• [STATED PROBLEM] List each line in which the string "color" appears.

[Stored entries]
- - -

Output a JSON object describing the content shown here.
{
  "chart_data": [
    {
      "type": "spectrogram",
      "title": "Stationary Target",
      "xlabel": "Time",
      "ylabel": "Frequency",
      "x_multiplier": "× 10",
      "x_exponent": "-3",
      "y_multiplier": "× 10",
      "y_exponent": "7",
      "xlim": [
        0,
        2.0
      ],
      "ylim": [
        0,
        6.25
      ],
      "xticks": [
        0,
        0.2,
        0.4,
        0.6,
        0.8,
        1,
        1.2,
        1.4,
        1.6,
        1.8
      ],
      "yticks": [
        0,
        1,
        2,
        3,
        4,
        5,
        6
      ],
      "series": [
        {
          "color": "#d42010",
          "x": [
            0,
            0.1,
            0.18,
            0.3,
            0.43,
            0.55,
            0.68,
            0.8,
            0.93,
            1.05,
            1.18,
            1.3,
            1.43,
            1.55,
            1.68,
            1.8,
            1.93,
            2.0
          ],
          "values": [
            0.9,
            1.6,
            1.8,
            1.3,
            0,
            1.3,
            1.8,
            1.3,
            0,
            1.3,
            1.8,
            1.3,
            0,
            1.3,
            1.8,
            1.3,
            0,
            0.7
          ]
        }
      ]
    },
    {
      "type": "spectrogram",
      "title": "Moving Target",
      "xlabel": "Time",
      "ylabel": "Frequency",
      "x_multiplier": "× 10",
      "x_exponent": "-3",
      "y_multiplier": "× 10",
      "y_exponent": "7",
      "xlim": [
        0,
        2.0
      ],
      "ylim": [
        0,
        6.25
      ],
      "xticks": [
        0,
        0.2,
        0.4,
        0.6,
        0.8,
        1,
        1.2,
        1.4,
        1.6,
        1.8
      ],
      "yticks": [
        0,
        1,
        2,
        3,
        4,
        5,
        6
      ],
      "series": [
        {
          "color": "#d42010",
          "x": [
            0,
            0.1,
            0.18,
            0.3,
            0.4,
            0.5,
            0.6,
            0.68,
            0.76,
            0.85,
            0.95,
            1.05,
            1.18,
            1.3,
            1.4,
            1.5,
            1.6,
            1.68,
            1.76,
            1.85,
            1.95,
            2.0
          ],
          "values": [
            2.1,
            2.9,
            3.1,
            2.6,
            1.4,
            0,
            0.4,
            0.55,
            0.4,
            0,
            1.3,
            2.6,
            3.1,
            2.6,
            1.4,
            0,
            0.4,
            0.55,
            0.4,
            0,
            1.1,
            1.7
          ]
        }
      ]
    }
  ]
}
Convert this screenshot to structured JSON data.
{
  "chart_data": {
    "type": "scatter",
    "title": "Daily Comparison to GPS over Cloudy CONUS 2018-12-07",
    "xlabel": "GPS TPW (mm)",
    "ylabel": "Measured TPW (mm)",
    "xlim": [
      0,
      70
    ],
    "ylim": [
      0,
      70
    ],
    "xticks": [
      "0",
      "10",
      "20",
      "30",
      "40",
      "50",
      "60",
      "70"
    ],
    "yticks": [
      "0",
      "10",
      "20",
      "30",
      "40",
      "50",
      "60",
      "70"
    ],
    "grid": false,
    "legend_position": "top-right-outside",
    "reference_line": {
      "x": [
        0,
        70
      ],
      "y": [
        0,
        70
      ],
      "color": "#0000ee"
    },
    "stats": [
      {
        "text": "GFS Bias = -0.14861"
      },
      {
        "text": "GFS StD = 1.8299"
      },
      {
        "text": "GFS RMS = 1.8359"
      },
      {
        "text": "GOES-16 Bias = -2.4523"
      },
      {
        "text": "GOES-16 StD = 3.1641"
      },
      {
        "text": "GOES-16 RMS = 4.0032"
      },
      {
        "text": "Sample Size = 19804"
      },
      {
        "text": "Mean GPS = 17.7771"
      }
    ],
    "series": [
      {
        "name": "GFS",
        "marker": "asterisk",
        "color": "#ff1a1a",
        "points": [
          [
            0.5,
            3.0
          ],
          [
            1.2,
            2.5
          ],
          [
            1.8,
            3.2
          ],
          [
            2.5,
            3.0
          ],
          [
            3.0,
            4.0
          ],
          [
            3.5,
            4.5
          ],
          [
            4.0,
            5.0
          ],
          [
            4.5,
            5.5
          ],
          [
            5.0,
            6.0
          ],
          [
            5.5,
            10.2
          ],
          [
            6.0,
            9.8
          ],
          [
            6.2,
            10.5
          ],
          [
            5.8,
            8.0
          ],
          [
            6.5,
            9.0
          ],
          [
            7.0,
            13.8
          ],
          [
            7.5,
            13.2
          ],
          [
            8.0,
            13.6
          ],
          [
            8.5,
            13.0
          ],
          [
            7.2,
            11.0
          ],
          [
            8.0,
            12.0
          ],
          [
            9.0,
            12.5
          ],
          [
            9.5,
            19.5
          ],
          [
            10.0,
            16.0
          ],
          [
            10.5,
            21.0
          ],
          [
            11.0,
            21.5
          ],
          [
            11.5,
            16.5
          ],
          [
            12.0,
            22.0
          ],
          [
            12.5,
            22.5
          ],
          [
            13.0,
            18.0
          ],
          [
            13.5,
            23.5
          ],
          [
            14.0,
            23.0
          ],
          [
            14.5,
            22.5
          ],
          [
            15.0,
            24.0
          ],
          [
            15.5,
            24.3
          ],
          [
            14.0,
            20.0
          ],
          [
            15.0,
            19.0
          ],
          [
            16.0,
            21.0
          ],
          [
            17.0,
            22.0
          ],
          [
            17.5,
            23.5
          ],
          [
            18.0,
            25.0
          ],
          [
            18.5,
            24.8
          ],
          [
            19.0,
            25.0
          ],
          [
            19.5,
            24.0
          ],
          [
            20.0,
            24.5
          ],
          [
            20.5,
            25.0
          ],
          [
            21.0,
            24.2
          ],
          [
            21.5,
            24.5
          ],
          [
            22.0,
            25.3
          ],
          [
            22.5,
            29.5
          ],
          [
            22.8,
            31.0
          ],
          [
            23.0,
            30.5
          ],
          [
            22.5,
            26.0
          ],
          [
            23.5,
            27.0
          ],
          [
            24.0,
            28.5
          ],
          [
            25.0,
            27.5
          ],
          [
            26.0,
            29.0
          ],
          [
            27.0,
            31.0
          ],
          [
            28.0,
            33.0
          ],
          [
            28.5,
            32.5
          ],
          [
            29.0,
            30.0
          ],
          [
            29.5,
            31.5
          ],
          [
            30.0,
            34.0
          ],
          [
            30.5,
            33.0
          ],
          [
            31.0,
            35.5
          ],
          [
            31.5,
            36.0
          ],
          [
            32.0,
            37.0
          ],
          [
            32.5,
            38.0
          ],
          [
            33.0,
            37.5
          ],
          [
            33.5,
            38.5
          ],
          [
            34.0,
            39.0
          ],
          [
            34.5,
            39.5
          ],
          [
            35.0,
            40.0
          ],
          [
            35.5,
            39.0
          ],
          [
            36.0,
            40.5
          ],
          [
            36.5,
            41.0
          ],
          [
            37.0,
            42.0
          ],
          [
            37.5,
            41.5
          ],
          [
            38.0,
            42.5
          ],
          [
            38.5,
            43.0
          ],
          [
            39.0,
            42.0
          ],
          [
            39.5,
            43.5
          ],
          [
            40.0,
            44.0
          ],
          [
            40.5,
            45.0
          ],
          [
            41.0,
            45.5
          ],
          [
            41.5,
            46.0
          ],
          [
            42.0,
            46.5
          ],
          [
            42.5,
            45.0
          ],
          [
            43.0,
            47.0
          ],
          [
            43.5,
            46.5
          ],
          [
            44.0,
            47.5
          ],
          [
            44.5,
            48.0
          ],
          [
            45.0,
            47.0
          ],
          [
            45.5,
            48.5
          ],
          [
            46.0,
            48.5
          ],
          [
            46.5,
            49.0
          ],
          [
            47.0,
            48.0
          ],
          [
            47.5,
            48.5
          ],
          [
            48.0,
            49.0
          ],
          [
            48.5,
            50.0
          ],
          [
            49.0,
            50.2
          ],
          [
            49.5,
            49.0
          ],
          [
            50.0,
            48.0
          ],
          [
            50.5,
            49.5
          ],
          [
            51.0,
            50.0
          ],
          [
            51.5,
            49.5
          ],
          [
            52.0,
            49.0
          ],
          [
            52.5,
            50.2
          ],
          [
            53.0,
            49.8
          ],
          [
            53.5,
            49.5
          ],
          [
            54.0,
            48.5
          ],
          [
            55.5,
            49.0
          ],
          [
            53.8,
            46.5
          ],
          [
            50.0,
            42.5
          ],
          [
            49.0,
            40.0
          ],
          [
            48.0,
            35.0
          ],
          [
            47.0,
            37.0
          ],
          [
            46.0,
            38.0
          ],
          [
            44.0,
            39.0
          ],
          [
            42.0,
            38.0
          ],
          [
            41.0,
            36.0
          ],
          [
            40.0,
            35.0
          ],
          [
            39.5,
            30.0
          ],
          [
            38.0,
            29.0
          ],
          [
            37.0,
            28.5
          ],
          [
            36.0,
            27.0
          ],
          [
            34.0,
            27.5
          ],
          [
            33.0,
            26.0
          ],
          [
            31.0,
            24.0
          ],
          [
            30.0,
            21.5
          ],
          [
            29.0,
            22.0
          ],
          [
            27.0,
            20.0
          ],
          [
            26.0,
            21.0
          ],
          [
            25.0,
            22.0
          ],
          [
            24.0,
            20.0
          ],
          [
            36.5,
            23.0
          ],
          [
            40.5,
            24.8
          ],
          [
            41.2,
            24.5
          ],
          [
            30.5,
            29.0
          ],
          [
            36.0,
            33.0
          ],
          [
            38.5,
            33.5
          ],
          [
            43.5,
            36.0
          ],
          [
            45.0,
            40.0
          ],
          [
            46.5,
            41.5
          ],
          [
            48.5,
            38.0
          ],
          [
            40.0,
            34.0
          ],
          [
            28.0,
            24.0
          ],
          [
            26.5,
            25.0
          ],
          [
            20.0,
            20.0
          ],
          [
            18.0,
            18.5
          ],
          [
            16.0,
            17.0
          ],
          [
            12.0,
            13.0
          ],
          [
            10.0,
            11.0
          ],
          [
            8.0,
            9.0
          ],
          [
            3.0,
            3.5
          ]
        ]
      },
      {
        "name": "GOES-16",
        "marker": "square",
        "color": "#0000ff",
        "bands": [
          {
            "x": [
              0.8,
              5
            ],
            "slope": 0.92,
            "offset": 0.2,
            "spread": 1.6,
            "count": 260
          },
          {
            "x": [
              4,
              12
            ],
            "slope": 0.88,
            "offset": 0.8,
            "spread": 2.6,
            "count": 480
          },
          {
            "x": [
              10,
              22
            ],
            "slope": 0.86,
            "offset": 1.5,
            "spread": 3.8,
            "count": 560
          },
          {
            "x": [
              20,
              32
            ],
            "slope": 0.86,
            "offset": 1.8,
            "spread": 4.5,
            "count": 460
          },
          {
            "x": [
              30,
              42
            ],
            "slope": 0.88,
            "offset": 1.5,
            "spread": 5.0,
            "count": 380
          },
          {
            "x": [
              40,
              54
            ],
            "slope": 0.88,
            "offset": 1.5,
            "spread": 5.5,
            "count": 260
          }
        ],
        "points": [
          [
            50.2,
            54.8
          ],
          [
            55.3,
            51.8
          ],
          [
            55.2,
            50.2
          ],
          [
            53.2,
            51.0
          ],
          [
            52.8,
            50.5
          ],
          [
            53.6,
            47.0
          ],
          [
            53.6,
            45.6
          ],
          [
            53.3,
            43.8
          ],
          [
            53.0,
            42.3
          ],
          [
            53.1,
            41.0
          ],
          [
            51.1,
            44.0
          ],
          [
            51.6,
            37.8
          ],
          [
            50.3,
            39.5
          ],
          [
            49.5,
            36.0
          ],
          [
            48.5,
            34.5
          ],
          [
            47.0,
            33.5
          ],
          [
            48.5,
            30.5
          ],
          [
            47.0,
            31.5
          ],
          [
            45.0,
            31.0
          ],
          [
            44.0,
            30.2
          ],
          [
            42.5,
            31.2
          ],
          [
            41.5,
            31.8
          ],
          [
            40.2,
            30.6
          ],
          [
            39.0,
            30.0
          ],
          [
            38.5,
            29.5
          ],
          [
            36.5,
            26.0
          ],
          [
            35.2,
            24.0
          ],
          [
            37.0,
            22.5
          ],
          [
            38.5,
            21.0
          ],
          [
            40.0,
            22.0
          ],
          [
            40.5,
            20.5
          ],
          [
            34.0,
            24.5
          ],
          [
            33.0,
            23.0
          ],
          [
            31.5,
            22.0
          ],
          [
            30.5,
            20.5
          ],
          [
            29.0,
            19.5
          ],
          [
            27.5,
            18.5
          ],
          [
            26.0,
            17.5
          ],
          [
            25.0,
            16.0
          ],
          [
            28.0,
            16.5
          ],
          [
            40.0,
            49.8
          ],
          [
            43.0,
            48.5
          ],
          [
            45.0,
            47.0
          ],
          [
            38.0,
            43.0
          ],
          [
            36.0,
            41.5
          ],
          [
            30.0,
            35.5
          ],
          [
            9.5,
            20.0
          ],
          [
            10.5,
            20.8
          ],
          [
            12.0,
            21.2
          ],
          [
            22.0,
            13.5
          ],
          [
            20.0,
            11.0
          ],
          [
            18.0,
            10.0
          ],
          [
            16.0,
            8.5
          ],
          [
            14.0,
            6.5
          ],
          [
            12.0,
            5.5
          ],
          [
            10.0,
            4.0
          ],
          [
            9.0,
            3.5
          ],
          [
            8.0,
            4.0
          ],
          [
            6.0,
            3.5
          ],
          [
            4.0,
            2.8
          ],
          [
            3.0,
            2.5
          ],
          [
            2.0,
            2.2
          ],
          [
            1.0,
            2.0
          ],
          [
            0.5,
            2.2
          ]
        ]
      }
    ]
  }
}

- - -

• [FINISHED ANSWER]
          "color": "#d42010",
          "color": "#d42010",
      "color": "#0000ee"
        "color": "#ff1a1a",
        "color": "#0000ff",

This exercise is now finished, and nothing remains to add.